(Dataset entries)
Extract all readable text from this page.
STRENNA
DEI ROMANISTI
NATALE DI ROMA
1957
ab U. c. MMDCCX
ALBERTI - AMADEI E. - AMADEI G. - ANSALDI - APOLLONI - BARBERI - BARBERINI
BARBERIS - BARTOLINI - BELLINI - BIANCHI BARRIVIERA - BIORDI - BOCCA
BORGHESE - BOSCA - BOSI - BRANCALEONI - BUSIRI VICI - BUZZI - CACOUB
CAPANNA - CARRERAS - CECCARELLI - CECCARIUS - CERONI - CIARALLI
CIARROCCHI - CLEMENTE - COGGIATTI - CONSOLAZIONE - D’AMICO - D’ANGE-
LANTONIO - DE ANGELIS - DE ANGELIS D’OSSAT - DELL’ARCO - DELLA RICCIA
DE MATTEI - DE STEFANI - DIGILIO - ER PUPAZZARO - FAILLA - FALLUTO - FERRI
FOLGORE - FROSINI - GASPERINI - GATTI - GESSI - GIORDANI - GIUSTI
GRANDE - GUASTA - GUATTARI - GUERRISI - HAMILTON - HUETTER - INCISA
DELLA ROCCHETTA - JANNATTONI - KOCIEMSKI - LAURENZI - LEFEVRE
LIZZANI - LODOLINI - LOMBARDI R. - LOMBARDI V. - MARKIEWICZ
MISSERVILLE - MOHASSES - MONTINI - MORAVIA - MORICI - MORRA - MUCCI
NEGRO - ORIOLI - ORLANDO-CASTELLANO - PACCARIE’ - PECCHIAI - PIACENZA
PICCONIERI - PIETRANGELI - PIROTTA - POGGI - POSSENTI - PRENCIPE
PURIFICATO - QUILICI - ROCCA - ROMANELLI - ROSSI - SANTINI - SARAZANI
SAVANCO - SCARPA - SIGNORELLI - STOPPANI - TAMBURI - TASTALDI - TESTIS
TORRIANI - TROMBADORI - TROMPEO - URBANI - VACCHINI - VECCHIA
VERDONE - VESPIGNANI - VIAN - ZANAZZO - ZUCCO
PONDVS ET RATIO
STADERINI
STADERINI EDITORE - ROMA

### Task prompt
Return every entry verbatim.

### Answer to the task
Extract all readable text from this page.
STRENNA
DEI ROMANISTI
NATALE DI ROMA
1957
ab U. c. MMDCCX
ALBERTI - AMADEI E. - AMADEI G. - ANSALDI - APOLLONI - BARBERI - BARBERINI
BARBERIS - BARTOLINI - BELLINI - BIANCHI BARRIVIERA - BIORDI - BOCCA
BORGHESE - BOSCA - BOSI - BRANCALEONI - BUSIRI VICI - BUZZI - CACOUB
CAPANNA - CARRERAS - CECCARELLI - CECCARIUS - CERONI - CIARALLI
CIARROCCHI - CLEMENTE - COGGIATTI - CONSOLAZIONE - D’AMICO - D’ANGE-
LANTONIO - DE ANGELIS - DE ANGELIS D’OSSAT - DELL’ARCO - DELLA RICCIA
DE MATTEI - DE STEFANI - DIGILIO - ER PUPAZZARO - FAILLA - FALLUTO - FERRI
FOLGORE - FROSINI - GASPERINI - GATTI - GESSI - GIORDANI - GIUSTI
GRANDE - GUASTA - GUATTARI - GUERRISI - HAMILTON - HUETTER - INCISA
DELLA ROCCHETTA - JANNATTONI - KOCIEMSKI - LAURENZI - LEFEVRE
LIZZANI - LODOLINI - LOMBARDI R. - LOMBARDI V. - MARKIEWICZ
MISSERVILLE - MOHASSES - MONTINI - MORAVIA - MORICI - MORRA - MUCCI
NEGRO - ORIOLI - ORLANDO-CASTELLANO - PACCARIE’ - PECCHIAI - PIACENZA
PICCONIERI - PIETRANGELI - PIROTTA - POGGI - POSSENTI - PRENCIPE
PURIFICATO - QUILICI - ROCCA - ROMANELLI - ROSSI - SANTINI - SARAZANI
SAVANCO - SCARPA - SIGNORELLI - STOPPANI - TAMBURI - TASTALDI - TESTIS
TORRIANI - TROMBADORI - TROMPEO - URBANI - VACCHINI - VECCHIA
VERDONE - VESPIGNANI - VIAN - ZANAZZO - ZUCCO
PONDVS ET RATIO
STADERINI
STADERINI EDITORE - ROMA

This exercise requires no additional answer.